Which lines hold the word "entry"? Copy each of them.

Data records:
====
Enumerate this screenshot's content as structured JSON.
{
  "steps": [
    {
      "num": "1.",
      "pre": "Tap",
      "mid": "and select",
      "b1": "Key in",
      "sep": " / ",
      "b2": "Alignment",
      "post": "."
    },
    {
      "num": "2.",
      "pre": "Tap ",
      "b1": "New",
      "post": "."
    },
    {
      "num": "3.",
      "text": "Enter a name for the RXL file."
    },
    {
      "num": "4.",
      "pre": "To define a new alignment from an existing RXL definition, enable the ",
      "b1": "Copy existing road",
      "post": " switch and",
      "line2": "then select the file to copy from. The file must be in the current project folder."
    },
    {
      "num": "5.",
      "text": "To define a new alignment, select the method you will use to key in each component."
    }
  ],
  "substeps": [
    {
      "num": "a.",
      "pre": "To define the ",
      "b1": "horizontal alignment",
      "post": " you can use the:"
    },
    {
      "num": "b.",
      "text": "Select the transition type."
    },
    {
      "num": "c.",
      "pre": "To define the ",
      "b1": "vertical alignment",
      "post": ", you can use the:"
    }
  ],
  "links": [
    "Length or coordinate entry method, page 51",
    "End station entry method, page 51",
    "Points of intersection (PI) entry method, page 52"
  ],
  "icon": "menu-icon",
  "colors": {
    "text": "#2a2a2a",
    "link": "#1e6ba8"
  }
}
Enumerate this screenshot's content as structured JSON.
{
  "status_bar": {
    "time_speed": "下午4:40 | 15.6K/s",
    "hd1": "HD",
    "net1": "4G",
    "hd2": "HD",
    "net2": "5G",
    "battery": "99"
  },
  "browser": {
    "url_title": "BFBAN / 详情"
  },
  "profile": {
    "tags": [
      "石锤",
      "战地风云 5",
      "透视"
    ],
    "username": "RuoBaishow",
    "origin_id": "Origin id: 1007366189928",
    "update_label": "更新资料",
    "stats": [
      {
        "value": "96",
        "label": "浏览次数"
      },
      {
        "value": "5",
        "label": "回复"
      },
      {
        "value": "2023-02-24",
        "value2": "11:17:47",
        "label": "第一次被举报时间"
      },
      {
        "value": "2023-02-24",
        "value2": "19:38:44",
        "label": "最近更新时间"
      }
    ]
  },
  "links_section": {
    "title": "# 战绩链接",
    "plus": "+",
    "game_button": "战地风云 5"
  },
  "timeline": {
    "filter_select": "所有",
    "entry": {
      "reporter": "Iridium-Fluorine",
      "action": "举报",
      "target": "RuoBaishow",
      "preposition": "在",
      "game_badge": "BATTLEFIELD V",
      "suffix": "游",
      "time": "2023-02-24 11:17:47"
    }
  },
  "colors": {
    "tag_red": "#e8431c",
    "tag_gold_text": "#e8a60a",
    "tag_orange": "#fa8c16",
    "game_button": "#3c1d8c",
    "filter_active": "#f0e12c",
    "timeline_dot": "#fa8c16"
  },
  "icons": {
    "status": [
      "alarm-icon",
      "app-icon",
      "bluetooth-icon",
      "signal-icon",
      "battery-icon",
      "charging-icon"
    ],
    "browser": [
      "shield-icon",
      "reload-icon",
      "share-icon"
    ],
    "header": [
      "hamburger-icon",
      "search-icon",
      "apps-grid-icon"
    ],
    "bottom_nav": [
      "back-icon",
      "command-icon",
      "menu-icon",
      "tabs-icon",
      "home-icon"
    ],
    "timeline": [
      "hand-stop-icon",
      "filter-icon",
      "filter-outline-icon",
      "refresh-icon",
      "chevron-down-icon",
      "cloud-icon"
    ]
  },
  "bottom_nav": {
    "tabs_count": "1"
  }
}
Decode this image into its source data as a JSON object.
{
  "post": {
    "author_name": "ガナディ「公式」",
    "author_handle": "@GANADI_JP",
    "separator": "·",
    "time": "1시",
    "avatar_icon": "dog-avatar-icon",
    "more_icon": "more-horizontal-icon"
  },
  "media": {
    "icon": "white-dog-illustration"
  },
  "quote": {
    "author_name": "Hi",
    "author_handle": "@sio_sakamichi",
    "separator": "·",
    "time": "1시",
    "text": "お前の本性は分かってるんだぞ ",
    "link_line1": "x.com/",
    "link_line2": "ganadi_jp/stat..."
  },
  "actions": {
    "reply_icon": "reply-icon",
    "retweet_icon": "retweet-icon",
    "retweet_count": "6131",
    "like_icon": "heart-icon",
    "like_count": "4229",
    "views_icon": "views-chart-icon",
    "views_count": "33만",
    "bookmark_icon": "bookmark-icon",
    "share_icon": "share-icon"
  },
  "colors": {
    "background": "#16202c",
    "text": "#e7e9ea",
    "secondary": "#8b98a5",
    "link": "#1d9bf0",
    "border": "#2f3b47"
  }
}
====
• _THE ANSWER_
    "Length or coordinate entry method, page 51",
    "End station entry method, page 51",
    "Points of intersection (PI) entry method, page 52"
    "entry": {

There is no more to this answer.